:: WORK REQUIRED ::
Please restate the data that follows word for word, with the pictures left out.

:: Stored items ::
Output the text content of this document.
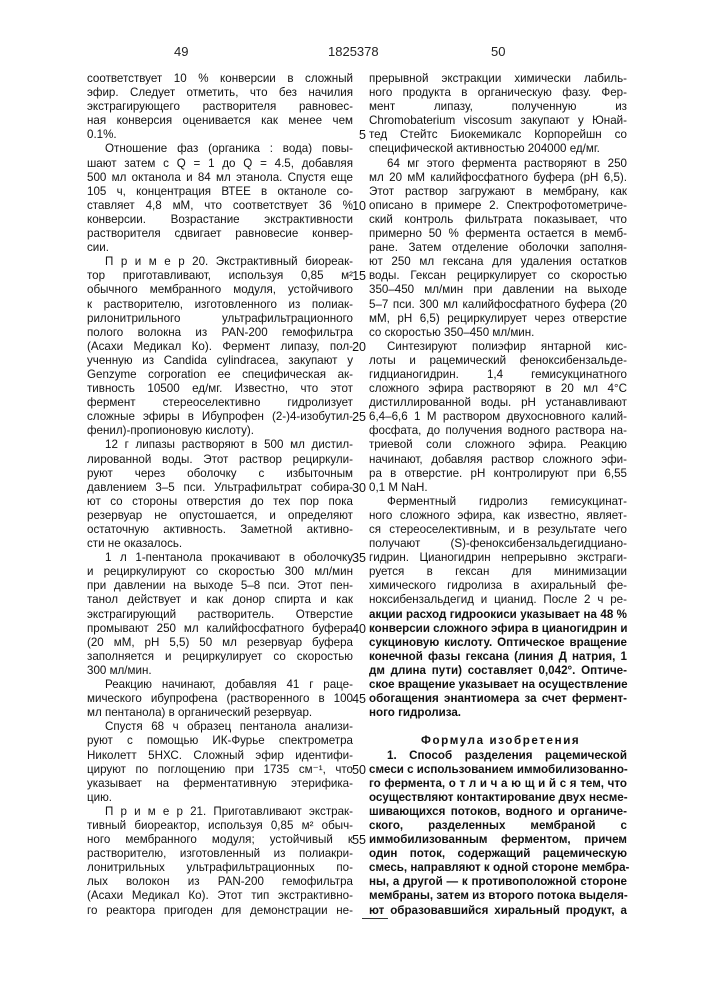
49	1825378	50
соответствует 10 % конверсии в сложный
эфир. Следует отметить, что без начилия
экстрагирующего растворителя равновес-
ная конверсия оценивается как менее чем
0.1%.
Отношение фаз (органика : вода) повы-
шают затем с Q = 1 до Q = 4.5, добавляя
500 мл октанола и 84 мл этанола. Спустя еще
105 ч, концентрация ВТЕЕ в октаноле со-
ставляет 4,8 мМ, что соответствует 36 %
конверсии. Возрастание экстрактивности
растворителя сдвигает равновесие конвер-
сии.
П р и м е р 20. Экстрактивный биореак-
тор приготавливают, используя 0,85 м²
обычного мембранного модуля, устойчивого
к растворителю, изготовленного из полиак-
рилонитрильного ультрафильтрационного
полого волокна из PAN-200 гемофильтра
(Асахи Медикал Ко). Фермент липазу, пол-
ученную из Candida cylindracea, закупают у
Genzyme corporation ее специфическая ак-
тивность 10500 ед/мг. Известно, что этот
фермент стереоселективно гидролизует
сложные эфиры в Ибупрофен (2-)4-изобутил-
фенил)-пропионовую кислоту).
12 г липазы растворяют в 500 мл дистил-
лированной воды. Этот раствор рециркули-
руют через оболочку с избыточным
давлением 3–5 пси. Ультрафильтрат собира-
ют со стороны отверстия до тех пор пока
резервуар не опустошается, и определяют
остаточную активность. Заметной активно-
сти не оказалось.
1 л 1-пентанола прокачивают в оболочку
и рециркулируют со скоростью 300 мл/мин
при давлении на выходе 5–8 пси. Этот пен-
танол действует и как донор спирта и как
экстрагирующий растворитель. Отверстие
промывают 250 мл калийфосфатного буфера
(20 мМ, рН 5,5) 50 мл резервуар буфера
заполняется и рециркулирует со скоростью
300 мл/мин.
Реакцию начинают, добавляя 41 г раце-
мического ибупрофена (растворенного в 100
мл пентанола) в органический резервуар.
Спустя 68 ч образец пентанола анализи-
руют с помощью ИК-Фурье спектрометра
Николетт 5НХС. Сложный эфир идентифи-
цируют по поглощению при 1735 см⁻¹, что
указывает на ферментативную этерифика-
цию.
П р и м е р 21. Приготавливают экстрак-
тивный биореактор, используя 0,85 м² обыч-
ного мембранного модуля; устойчивый к
растворителю, изготовленный из полиакри-
лонитрильных ультрафильтрационных по-
лых волокон из PAN-200 гемофильтра
(Асахи Медикал Ко). Этот тип экстрактивно-
го реактора пригоден для демонстрации не-
5
10
15
20
25
30
35
40
45
50
55
прерывной экстракции химически лабиль-
ного продукта в органическую фазу. Фер-
мент липазу, полученную из
Chromobaterium viscosum закупают у Юнай-
тед Стейтс Биокемикалс Корпорейшн со
специфической активностью 204000 ед/мг.
64 мг этого фермента растворяют в 250
мл 20 мМ калийфосфатного буфера (рН 6,5).
Этот раствор загружают в мембрану, как
описано в примере 2. Спектрофотометриче-
ский контроль фильтрата показывает, что
примерно 50 % фермента остается в мемб-
ране. Затем отделение оболочки заполня-
ют 250 мл гексана для удаления остатков
воды. Гексан рециркулирует со скоростью
350–450 мл/мин при давлении на выходе
5–7 пси. 300 мл калийфосфатного буфера (20
мМ, рН 6,5) рециркулирует через отверстие
со скоростью 350–450 мл/мин.
Синтезируют полиэфир янтарной кис-
лоты и рацемический феноксибензальде-
гидцианогидрин. 1,4 гемисукцинатного
сложного эфира растворяют в 20 мл 4°С
дистиллированной воды. рН устанавливают
6,4–6,6 1 М раствором двухосновного калий-
фосфата, до получения водного раствора на-
триевой соли сложного эфира. Реакцию
начинают, добавляя раствор сложного эфи-
ра в отверстие. рН контролируют при 6,55
0,1 М NaH.
Ферментный гидролиз гемисукцинат-
ного сложного эфира, как известно, являет-
ся стереоселективным, и в результате чего
получают (S)-феноксибензальдегидциано-
гидрин. Цианогидрин непрерывно экстраги-
руется в гексан для минимизации
химического гидролиза в ахиральный фе-
ноксибензальдегид и цианид. После 2 ч ре-
акции расход гидроокиси указывает на 48 %
конверсии сложного эфира в цианогидрин и
сукциновую кислоту. Оптическое вращение
конечной фазы гексана (линия Д натрия, 1
дм длина пути) составляет 0,042°. Оптиче-
ское вращение указывает на осуществление
обогащения энантиомера за счет фермент-
ного гидролиза.
Формула изобретения
1. Способ разделения рацемической
смеси с использованием иммобилизованно-
го фермента, о т л и ч а ю щ и й с я тем, что
осуществляют контактирование двух несме-
шивающихся потоков, водного и органиче-
ского, разделенных мембраной с
иммобилизованным ферментом, причем
один поток, содержащий рацемическую
смесь, направляют к одной стороне мембра-
ны, а другой — к противоположной стороне
мембраны, затем из второго потока выделя-
ют образовавшийся хиральный продукт, а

:: SOLVED PROBLEM ::
Output the text content of this document.
49	1825378	50
соответствует 10 % конверсии в сложный
эфир. Следует отметить, что без начилия
экстрагирующего растворителя равновес-
ная конверсия оценивается как менее чем
0.1%.
Отношение фаз (органика : вода) повы-
шают затем с Q = 1 до Q = 4.5, добавляя
500 мл октанола и 84 мл этанола. Спустя еще
105 ч, концентрация ВТЕЕ в октаноле со-
ставляет 4,8 мМ, что соответствует 36 %
конверсии. Возрастание экстрактивности
растворителя сдвигает равновесие конвер-
сии.
П р и м е р 20. Экстрактивный биореак-
тор приготавливают, используя 0,85 м²
обычного мембранного модуля, устойчивого
к растворителю, изготовленного из полиак-
рилонитрильного ультрафильтрационного
полого волокна из PAN-200 гемофильтра
(Асахи Медикал Ко). Фермент липазу, пол-
ученную из Candida cylindracea, закупают у
Genzyme corporation ее специфическая ак-
тивность 10500 ед/мг. Известно, что этот
фермент стереоселективно гидролизует
сложные эфиры в Ибупрофен (2-)4-изобутил-
фенил)-пропионовую кислоту).
12 г липазы растворяют в 500 мл дистил-
лированной воды. Этот раствор рециркули-
руют через оболочку с избыточным
давлением 3–5 пси. Ультрафильтрат собира-
ют со стороны отверстия до тех пор пока
резервуар не опустошается, и определяют
остаточную активность. Заметной активно-
сти не оказалось.
1 л 1-пентанола прокачивают в оболочку
и рециркулируют со скоростью 300 мл/мин
при давлении на выходе 5–8 пси. Этот пен-
танол действует и как донор спирта и как
экстрагирующий растворитель. Отверстие
промывают 250 мл калийфосфатного буфера
(20 мМ, рН 5,5) 50 мл резервуар буфера
заполняется и рециркулирует со скоростью
300 мл/мин.
Реакцию начинают, добавляя 41 г раце-
мического ибупрофена (растворенного в 100
мл пентанола) в органический резервуар.
Спустя 68 ч образец пентанола анализи-
руют с помощью ИК-Фурье спектрометра
Николетт 5НХС. Сложный эфир идентифи-
цируют по поглощению при 1735 см⁻¹, что
указывает на ферментативную этерифика-
цию.
П р и м е р 21. Приготавливают экстрак-
тивный биореактор, используя 0,85 м² обыч-
ного мембранного модуля; устойчивый к
растворителю, изготовленный из полиакри-
лонитрильных ультрафильтрационных по-
лых волокон из PAN-200 гемофильтра
(Асахи Медикал Ко). Этот тип экстрактивно-
го реактора пригоден для демонстрации не-
5
10
15
20
25
30
35
40
45
50
55
прерывной экстракции химически лабиль-
ного продукта в органическую фазу. Фер-
мент липазу, полученную из
Chromobaterium viscosum закупают у Юнай-
тед Стейтс Биокемикалс Корпорейшн со
специфической активностью 204000 ед/мг.
64 мг этого фермента растворяют в 250
мл 20 мМ калийфосфатного буфера (рН 6,5).
Этот раствор загружают в мембрану, как
описано в примере 2. Спектрофотометриче-
ский контроль фильтрата показывает, что
примерно 50 % фермента остается в мемб-
ране. Затем отделение оболочки заполня-
ют 250 мл гексана для удаления остатков
воды. Гексан рециркулирует со скоростью
350–450 мл/мин при давлении на выходе
5–7 пси. 300 мл калийфосфатного буфера (20
мМ, рН 6,5) рециркулирует через отверстие
со скоростью 350–450 мл/мин.
Синтезируют полиэфир янтарной кис-
лоты и рацемический феноксибензальде-
гидцианогидрин. 1,4 гемисукцинатного
сложного эфира растворяют в 20 мл 4°С
дистиллированной воды. рН устанавливают
6,4–6,6 1 М раствором двухосновного калий-
фосфата, до получения водного раствора на-
триевой соли сложного эфира. Реакцию
начинают, добавляя раствор сложного эфи-
ра в отверстие. рН контролируют при 6,55
0,1 М NaH.
Ферментный гидролиз гемисукцинат-
ного сложного эфира, как известно, являет-
ся стереоселективным, и в результате чего
получают (S)-феноксибензальдегидциано-
гидрин. Цианогидрин непрерывно экстраги-
руется в гексан для минимизации
химического гидролиза в ахиральный фе-
ноксибензальдегид и цианид. После 2 ч ре-
акции расход гидроокиси указывает на 48 %
конверсии сложного эфира в цианогидрин и
сукциновую кислоту. Оптическое вращение
конечной фазы гексана (линия Д натрия, 1
дм длина пути) составляет 0,042°. Оптиче-
ское вращение указывает на осуществление
обогащения энантиомера за счет фермент-
ного гидролиза.
Формула изобретения
1. Способ разделения рацемической
смеси с использованием иммобилизованно-
го фермента, о т л и ч а ю щ и й с я тем, что
осуществляют контактирование двух несме-
шивающихся потоков, водного и органиче-
ского, разделенных мембраной с
иммобилизованным ферментом, причем
один поток, содержащий рацемическую
смесь, направляют к одной стороне мембра-
ны, а другой — к противоположной стороне
мембраны, затем из второго потока выделя-
ют образовавшийся хиральный продукт, а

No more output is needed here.